| EXERCISE DESCRIPTION |
Below are entries; copy exactly, and only, the lines from the one containing "Parse this screenshot: output" through their final line, leaving out pictures.

-- begin RECORDS SHOWN --

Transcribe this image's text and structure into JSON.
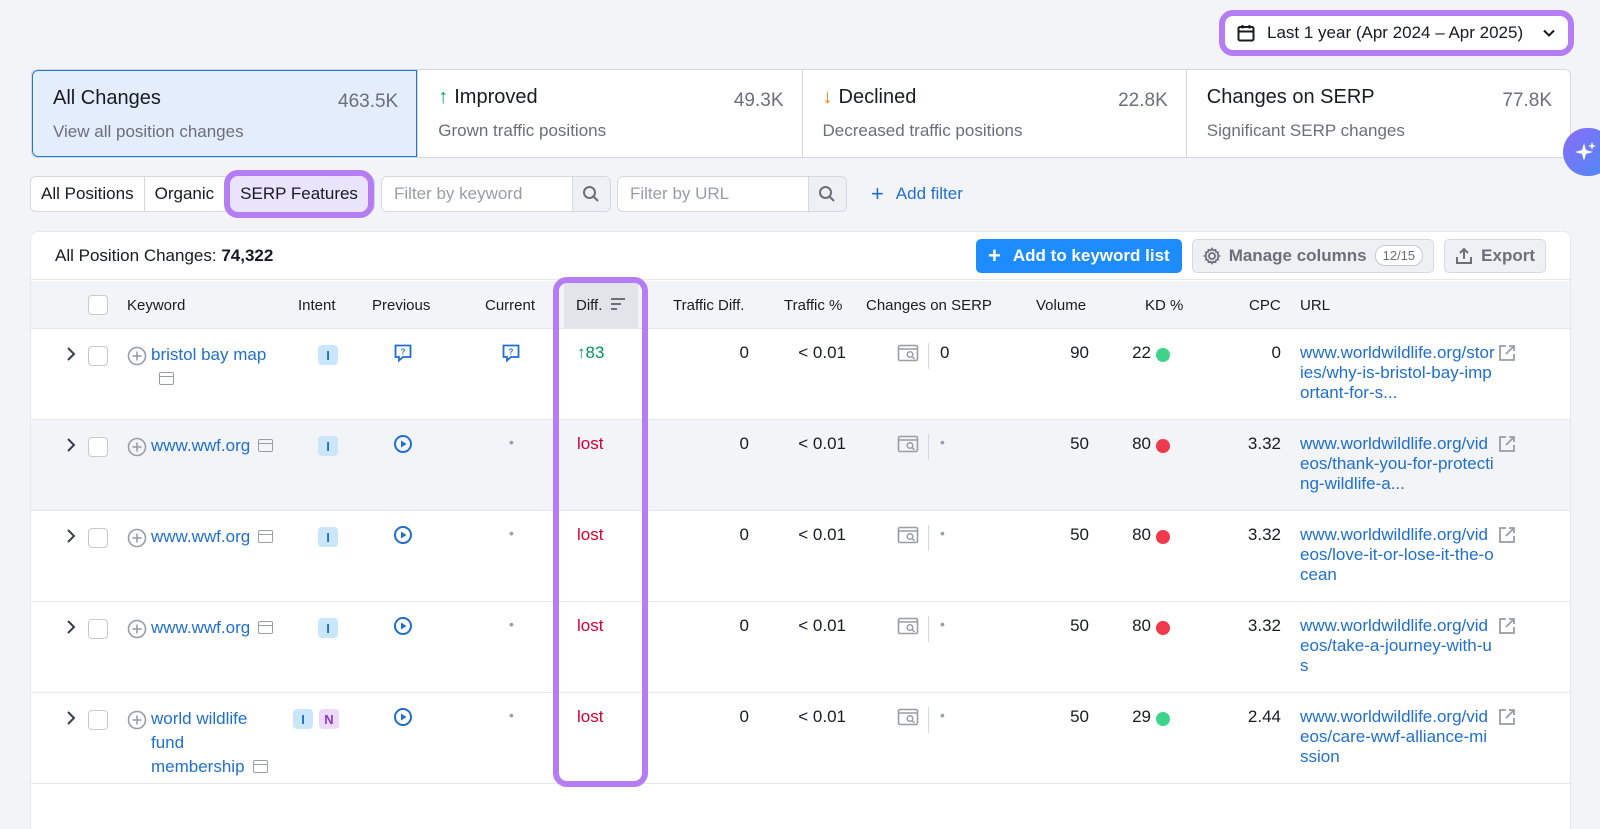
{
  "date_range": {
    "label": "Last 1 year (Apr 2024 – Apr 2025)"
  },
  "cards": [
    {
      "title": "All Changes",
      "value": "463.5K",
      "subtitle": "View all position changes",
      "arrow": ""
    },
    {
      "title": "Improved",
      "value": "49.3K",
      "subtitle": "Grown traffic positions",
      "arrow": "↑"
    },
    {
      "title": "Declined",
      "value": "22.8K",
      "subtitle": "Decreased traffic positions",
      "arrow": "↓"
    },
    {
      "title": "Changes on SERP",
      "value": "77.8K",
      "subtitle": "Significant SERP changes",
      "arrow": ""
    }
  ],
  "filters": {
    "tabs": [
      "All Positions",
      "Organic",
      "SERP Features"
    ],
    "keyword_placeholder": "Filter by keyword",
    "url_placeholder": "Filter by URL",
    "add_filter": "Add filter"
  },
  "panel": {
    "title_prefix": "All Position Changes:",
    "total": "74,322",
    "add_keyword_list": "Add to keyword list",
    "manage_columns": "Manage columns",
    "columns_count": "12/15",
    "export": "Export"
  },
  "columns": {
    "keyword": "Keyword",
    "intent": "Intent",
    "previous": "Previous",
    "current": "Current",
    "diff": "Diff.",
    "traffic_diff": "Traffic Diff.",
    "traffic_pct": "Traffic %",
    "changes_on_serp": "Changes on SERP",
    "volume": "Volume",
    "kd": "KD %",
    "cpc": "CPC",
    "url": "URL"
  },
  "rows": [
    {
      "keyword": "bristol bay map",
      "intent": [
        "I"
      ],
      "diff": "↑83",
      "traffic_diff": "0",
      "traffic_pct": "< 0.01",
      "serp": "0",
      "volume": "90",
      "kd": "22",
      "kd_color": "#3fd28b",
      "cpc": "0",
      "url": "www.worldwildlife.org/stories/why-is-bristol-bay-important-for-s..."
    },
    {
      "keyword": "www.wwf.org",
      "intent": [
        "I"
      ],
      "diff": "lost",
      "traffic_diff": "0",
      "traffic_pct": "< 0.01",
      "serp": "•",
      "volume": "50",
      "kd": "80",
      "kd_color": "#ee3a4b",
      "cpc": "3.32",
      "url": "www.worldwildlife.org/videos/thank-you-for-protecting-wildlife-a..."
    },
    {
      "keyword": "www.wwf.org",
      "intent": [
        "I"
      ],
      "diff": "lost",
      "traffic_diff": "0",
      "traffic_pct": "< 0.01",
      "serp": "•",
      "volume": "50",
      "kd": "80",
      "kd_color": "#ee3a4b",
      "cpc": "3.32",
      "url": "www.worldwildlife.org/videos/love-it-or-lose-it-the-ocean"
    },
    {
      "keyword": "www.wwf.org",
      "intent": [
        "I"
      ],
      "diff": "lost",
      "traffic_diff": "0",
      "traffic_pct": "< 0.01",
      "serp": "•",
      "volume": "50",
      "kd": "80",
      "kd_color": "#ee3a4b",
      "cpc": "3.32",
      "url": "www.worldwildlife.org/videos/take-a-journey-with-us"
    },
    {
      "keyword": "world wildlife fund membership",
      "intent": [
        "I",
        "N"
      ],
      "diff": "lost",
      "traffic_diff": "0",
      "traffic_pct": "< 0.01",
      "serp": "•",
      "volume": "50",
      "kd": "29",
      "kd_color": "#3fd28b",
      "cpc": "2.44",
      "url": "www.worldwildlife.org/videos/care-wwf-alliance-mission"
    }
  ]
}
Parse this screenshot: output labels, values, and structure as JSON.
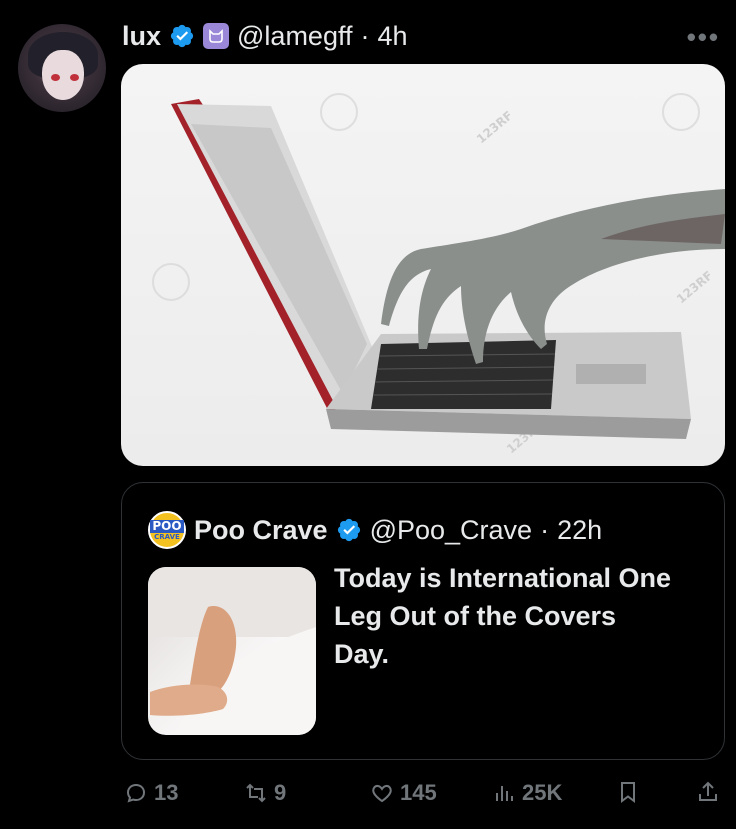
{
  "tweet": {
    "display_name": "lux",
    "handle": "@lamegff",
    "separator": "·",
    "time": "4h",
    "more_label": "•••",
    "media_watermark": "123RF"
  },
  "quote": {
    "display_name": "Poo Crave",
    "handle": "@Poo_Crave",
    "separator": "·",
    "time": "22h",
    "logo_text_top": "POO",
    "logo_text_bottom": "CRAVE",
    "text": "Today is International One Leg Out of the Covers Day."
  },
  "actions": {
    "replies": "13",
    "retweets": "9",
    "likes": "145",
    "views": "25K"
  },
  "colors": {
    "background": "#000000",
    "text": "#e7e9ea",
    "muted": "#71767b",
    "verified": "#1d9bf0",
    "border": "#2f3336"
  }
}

-- end RECORDS SHOWN --

| RESPONSE TO THIS EXERCISE |
Parse this screenshot: output labels, values, and structure as JSON.
{
  "tweet": {
    "display_name": "lux",
    "handle": "@lamegff",
    "separator": "·",
    "time": "4h",
    "more_label": "•••",
    "media_watermark": "123RF"
  },
  "quote": {
    "display_name": "Poo Crave",
    "handle": "@Poo_Crave",
    "separator": "·",
    "time": "22h",
    "logo_text_top": "POO",
    "logo_text_bottom": "CRAVE",
    "text": "Today is International One Leg Out of the Covers Day."
  },
  "actions": {
    "replies": "13",
    "retweets": "9",
    "likes": "145",
    "views": "25K"
  },
  "colors": {
    "background": "#000000",
    "text": "#e7e9ea",
    "muted": "#71767b",
    "verified": "#1d9bf0",
    "border": "#2f3336"
  }
}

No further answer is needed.